### GIVEN PROBLEM:
Each line that holds the word "назначении" counts once; give the total for the records below and nothing else.

[Recorded data]
-*-

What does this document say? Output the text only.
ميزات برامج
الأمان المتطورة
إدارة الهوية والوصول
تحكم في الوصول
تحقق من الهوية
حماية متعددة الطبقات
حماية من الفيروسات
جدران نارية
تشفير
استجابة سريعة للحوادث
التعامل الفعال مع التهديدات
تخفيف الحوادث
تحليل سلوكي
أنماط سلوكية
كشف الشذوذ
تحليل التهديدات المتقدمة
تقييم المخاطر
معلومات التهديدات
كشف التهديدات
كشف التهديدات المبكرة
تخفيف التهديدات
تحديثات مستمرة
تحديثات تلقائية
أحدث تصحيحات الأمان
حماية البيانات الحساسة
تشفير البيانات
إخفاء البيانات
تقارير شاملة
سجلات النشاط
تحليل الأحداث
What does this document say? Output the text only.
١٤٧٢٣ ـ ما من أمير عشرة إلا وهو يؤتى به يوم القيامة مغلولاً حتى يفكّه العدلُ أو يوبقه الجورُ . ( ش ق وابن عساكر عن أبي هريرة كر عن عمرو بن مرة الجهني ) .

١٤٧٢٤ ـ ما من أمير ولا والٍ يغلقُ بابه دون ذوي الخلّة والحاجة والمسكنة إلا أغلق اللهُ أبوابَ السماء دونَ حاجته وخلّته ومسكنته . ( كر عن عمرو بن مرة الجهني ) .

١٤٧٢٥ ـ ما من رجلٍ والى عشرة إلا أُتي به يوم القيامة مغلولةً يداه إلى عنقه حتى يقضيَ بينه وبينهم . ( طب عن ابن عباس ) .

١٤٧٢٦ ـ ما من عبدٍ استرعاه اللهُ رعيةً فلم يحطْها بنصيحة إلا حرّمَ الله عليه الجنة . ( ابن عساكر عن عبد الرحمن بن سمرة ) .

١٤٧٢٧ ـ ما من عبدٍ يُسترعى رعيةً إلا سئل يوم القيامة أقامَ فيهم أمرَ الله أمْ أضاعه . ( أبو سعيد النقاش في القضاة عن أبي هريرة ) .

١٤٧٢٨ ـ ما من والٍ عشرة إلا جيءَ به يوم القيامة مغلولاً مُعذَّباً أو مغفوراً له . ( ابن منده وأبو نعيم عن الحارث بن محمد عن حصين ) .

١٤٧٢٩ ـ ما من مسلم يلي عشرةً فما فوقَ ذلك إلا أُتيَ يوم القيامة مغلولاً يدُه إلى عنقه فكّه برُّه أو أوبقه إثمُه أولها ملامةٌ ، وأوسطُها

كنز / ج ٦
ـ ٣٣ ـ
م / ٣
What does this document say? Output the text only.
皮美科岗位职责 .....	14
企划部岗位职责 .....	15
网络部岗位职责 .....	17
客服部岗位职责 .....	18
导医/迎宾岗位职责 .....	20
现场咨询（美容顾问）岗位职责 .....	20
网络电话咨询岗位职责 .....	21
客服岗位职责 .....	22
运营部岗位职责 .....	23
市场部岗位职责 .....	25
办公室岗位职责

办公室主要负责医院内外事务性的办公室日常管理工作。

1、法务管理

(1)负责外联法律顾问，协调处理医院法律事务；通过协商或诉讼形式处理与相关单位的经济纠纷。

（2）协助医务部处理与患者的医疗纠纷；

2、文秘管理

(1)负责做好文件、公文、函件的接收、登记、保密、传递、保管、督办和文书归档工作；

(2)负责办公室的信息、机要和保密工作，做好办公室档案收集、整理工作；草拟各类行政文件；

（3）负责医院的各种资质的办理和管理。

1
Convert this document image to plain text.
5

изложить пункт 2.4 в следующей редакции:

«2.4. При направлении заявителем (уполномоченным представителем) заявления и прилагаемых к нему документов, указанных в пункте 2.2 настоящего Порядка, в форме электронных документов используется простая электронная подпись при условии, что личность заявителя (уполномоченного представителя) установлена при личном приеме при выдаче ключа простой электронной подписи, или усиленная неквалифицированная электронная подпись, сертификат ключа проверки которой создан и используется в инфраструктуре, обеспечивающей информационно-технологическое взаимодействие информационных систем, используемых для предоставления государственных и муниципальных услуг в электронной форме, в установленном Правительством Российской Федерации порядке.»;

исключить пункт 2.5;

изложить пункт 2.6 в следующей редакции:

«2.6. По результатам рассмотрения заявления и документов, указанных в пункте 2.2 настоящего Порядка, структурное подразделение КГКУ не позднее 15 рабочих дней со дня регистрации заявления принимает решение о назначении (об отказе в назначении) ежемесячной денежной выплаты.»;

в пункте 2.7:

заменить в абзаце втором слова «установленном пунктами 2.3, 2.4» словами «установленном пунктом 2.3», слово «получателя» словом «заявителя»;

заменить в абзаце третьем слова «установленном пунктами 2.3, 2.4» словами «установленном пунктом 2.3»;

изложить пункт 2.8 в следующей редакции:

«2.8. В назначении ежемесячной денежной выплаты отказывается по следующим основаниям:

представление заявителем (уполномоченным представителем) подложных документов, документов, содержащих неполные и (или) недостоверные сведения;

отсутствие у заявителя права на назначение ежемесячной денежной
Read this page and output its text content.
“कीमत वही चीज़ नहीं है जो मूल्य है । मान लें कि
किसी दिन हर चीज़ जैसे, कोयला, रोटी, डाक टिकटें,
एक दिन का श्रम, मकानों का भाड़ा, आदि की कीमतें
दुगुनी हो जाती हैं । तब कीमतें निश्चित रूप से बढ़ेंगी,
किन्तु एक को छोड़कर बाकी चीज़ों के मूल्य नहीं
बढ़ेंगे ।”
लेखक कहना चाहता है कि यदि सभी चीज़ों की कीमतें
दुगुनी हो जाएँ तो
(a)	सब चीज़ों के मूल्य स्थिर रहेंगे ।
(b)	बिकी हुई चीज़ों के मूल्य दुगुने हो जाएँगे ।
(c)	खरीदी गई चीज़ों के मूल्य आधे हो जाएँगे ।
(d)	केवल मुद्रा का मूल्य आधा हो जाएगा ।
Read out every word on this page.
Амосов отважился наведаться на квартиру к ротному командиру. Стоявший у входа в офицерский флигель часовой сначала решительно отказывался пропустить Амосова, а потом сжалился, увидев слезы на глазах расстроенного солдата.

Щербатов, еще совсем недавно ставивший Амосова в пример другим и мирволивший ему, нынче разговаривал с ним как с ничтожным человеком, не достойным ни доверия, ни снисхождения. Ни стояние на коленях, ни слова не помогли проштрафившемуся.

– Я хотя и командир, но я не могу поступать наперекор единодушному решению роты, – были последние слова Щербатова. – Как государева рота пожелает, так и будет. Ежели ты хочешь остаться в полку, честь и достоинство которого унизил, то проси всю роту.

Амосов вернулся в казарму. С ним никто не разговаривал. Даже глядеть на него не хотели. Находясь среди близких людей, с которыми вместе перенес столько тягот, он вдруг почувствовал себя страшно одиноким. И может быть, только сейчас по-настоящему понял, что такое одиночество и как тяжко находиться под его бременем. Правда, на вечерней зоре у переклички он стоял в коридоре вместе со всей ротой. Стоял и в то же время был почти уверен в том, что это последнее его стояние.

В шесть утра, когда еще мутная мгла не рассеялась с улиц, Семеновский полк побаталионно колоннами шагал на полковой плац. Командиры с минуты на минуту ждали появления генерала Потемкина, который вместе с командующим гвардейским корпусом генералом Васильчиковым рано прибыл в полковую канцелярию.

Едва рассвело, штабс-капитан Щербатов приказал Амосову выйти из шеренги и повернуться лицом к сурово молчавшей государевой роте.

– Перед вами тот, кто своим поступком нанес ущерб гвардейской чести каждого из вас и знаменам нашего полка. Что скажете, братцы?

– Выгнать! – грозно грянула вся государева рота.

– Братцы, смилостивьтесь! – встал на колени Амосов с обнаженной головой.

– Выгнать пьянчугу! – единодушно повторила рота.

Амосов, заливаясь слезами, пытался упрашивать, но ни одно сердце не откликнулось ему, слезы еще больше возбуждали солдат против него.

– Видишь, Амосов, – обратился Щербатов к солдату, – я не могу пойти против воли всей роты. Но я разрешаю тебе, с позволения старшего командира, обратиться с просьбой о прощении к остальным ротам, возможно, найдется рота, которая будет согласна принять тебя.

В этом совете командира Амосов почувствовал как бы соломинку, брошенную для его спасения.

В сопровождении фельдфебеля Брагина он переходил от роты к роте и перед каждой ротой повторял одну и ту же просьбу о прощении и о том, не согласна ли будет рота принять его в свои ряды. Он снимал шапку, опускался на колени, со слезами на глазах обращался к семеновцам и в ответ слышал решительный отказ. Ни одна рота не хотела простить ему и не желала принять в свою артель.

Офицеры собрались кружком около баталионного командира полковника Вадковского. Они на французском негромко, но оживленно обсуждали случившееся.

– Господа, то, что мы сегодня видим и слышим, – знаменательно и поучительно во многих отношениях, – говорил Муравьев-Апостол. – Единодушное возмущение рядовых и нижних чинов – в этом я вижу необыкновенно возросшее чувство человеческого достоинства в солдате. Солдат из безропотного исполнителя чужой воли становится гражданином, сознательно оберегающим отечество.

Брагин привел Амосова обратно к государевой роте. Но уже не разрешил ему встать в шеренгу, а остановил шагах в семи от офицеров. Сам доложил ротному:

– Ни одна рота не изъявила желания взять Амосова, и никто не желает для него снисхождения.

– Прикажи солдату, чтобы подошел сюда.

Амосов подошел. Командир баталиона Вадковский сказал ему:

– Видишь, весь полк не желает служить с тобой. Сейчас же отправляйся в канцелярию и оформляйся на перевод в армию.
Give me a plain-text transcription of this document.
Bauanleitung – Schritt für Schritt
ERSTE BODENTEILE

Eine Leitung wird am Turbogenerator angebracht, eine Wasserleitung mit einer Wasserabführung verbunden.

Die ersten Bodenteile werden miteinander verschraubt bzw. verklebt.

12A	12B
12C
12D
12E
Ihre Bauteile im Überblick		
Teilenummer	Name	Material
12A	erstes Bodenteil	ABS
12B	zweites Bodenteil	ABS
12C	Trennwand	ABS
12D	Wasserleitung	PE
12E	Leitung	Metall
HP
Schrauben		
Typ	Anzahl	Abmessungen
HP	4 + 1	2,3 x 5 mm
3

-*-

### RESULT:
2